INSTRUCTIONS FOR THE TASK - Copy out every line of the records where the string "lugar" occurs.

Stored dataset items
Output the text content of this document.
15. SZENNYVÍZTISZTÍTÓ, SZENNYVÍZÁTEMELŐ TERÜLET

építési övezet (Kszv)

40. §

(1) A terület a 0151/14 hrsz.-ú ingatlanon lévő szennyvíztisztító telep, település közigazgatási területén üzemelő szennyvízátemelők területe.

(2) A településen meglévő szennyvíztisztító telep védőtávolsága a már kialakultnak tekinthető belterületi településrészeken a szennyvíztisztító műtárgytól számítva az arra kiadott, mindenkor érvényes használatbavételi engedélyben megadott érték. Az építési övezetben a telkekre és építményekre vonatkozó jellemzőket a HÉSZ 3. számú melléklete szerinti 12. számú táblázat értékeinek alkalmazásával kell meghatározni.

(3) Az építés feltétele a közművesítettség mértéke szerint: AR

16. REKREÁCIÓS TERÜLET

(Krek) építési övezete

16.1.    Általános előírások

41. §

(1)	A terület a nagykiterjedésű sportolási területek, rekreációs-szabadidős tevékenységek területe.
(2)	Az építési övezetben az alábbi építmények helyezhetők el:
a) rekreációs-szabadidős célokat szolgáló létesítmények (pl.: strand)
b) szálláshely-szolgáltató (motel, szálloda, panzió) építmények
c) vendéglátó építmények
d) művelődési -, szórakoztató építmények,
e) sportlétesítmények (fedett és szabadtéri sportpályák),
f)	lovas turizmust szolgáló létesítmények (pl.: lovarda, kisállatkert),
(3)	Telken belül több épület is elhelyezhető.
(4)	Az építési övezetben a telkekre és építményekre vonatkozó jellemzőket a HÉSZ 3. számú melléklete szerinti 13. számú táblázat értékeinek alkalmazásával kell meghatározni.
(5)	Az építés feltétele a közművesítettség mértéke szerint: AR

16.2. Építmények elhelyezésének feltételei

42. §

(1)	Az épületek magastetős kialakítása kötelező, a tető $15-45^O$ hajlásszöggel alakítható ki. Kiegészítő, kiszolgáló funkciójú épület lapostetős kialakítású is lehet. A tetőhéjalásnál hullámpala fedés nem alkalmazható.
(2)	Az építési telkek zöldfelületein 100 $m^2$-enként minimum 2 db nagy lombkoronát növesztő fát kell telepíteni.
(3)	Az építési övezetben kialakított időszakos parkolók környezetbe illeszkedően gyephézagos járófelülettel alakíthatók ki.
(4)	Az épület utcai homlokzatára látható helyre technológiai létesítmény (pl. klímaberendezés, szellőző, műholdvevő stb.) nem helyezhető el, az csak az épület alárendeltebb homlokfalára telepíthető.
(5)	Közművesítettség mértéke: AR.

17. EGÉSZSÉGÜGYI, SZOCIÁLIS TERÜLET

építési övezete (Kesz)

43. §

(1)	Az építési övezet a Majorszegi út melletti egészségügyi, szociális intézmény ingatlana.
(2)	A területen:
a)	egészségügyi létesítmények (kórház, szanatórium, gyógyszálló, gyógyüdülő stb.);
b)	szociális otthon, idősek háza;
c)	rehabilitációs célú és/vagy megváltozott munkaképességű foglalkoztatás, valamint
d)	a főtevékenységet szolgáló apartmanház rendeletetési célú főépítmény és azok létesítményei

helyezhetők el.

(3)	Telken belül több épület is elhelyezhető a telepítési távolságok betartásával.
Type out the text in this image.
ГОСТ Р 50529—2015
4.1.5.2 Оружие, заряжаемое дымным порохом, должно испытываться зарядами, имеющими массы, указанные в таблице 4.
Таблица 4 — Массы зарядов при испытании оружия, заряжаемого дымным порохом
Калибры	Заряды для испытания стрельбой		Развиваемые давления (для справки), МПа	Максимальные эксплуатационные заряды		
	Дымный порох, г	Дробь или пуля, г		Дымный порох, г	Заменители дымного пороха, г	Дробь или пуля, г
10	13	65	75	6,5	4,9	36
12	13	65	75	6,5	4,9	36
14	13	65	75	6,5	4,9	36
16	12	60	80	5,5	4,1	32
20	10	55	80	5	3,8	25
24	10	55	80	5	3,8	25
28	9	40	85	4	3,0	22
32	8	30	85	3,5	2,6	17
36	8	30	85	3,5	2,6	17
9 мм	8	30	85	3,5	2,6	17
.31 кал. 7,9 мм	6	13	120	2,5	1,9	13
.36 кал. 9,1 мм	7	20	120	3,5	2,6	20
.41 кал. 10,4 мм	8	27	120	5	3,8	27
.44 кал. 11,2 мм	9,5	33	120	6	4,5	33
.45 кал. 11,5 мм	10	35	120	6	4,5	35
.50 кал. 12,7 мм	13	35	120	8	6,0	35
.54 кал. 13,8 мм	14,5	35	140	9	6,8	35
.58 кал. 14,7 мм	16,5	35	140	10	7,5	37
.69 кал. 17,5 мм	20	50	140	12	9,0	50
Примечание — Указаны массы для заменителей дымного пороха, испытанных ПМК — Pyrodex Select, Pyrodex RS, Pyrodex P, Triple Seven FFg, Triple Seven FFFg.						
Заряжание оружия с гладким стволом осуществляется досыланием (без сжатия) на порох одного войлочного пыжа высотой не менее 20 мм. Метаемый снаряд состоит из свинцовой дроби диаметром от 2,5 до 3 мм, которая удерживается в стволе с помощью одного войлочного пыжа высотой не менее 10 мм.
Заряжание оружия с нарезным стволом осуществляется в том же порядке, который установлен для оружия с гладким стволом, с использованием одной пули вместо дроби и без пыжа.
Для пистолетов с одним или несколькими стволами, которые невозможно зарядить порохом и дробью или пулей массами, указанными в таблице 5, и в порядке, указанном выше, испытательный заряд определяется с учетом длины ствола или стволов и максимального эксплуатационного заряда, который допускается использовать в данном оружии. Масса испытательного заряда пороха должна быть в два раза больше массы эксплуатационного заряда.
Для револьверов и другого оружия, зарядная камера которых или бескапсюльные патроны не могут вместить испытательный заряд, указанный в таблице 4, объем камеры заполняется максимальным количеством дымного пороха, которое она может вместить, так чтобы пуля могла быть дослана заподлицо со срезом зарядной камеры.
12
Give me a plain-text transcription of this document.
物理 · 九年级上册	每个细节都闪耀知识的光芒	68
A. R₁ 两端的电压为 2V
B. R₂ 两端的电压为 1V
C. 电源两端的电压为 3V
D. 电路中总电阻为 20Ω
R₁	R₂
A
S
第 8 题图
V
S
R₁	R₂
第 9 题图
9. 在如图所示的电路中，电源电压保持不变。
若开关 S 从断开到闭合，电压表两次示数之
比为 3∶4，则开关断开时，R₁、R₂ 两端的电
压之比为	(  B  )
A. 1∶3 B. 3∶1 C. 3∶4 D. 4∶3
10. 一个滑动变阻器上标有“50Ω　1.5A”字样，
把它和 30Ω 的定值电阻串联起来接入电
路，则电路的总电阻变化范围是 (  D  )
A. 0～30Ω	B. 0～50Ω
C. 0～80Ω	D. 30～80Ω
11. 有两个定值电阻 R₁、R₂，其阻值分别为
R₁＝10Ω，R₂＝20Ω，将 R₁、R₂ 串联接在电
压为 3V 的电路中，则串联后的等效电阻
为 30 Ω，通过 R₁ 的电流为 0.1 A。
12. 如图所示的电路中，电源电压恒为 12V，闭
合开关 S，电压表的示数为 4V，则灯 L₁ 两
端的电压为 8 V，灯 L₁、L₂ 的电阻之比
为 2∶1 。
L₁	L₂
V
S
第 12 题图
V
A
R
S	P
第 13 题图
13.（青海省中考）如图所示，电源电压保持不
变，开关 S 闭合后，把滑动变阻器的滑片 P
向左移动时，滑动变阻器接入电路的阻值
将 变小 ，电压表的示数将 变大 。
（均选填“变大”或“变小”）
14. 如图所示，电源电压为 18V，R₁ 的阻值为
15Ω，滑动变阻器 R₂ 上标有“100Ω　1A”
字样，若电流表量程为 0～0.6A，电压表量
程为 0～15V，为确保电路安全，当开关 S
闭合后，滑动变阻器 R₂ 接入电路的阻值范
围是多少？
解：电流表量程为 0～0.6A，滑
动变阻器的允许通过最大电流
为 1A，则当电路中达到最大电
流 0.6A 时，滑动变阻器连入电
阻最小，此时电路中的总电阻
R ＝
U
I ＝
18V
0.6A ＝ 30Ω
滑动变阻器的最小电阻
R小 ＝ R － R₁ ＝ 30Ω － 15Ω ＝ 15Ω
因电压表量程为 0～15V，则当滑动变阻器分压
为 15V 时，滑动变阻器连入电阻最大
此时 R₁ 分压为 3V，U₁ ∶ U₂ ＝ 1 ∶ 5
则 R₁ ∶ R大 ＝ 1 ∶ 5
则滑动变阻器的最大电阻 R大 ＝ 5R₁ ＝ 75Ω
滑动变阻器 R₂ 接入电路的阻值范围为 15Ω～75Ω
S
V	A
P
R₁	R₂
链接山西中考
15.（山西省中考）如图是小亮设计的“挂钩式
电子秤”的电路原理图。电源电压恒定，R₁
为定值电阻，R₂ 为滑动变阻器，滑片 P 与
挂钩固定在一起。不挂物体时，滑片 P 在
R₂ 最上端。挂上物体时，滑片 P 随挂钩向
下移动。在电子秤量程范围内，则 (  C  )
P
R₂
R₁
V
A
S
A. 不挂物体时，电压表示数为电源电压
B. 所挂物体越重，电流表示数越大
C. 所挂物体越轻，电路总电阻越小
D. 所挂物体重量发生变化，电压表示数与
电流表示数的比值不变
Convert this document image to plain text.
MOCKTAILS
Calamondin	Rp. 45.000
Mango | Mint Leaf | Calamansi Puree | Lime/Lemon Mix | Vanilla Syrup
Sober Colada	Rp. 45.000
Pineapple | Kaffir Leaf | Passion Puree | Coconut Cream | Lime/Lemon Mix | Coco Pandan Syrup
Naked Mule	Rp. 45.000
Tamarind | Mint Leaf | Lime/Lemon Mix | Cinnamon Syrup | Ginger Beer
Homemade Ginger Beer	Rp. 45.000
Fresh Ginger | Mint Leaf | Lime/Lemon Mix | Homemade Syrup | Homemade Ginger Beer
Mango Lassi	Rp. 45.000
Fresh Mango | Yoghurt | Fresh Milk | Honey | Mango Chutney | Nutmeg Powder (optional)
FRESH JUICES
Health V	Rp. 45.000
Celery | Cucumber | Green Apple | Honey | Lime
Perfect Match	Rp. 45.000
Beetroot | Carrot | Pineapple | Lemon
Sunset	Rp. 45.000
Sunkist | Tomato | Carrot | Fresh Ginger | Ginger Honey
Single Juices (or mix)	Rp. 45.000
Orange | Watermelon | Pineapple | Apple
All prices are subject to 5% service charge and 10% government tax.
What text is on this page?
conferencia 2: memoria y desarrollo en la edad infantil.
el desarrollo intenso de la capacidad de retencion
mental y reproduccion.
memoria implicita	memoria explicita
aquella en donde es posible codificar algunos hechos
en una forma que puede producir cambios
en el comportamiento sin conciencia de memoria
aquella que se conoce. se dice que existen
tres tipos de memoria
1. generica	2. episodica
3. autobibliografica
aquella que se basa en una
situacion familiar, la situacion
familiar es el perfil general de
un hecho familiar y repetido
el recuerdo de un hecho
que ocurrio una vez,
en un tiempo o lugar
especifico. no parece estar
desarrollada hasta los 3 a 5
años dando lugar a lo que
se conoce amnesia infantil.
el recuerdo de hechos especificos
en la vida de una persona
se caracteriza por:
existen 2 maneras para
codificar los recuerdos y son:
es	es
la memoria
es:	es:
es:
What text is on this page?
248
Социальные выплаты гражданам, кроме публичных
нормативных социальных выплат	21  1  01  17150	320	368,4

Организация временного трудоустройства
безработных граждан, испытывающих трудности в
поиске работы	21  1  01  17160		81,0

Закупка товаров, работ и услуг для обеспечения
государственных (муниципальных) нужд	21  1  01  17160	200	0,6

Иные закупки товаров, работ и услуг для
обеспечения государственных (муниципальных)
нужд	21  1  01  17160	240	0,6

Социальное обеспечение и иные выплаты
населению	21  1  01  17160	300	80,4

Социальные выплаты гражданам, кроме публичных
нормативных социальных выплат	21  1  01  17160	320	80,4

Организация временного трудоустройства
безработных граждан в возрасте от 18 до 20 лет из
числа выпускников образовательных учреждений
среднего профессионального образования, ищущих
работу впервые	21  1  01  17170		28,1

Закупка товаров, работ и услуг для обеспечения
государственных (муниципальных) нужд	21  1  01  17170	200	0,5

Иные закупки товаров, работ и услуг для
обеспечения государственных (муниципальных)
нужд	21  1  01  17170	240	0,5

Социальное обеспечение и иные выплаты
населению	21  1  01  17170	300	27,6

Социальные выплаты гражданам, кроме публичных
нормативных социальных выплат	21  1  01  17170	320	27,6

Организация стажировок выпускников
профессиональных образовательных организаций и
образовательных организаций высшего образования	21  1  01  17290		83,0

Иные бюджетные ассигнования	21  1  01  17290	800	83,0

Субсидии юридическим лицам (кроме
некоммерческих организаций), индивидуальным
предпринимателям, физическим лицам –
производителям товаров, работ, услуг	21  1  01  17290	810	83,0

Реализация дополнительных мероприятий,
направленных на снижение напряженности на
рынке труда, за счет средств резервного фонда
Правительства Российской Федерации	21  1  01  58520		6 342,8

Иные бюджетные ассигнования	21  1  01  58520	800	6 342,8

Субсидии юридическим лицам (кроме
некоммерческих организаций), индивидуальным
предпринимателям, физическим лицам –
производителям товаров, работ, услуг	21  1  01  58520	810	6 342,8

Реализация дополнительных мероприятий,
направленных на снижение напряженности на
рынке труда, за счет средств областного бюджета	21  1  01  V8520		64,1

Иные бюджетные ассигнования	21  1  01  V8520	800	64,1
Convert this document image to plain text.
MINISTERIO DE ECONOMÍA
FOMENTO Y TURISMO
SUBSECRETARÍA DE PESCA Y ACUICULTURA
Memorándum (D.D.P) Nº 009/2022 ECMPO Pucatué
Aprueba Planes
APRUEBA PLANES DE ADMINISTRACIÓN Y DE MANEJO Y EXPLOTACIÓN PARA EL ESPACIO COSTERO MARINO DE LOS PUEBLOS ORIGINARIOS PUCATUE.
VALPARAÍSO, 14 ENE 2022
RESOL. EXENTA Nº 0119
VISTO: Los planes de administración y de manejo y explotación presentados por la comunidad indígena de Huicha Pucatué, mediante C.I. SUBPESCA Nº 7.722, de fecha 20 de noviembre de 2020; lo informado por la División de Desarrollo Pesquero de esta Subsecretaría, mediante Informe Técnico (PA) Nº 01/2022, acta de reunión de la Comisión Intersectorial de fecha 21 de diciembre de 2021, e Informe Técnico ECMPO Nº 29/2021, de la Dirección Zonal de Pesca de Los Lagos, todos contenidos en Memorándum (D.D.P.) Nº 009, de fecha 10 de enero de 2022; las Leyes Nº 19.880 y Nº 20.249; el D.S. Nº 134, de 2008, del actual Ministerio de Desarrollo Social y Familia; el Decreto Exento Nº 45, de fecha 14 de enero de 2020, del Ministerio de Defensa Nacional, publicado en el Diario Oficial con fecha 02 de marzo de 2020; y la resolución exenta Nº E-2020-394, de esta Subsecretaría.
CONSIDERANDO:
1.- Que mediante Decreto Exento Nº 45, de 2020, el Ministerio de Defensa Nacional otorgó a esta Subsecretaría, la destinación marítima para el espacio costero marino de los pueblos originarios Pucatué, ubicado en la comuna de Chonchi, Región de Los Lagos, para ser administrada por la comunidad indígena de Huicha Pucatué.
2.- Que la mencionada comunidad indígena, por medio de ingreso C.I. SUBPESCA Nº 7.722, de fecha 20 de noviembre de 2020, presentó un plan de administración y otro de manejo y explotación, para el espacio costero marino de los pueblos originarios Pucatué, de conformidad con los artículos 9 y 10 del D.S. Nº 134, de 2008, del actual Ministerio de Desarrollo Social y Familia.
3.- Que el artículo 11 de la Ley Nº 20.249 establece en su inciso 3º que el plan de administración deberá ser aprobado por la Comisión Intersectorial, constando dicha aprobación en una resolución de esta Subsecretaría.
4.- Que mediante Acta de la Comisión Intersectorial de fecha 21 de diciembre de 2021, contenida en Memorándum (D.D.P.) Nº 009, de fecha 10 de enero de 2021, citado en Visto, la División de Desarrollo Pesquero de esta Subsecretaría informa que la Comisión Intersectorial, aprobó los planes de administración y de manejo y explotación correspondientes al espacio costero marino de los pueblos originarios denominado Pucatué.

RESULT OF THE TASK -
en un tiempo o lugar
años dando lugar a lo que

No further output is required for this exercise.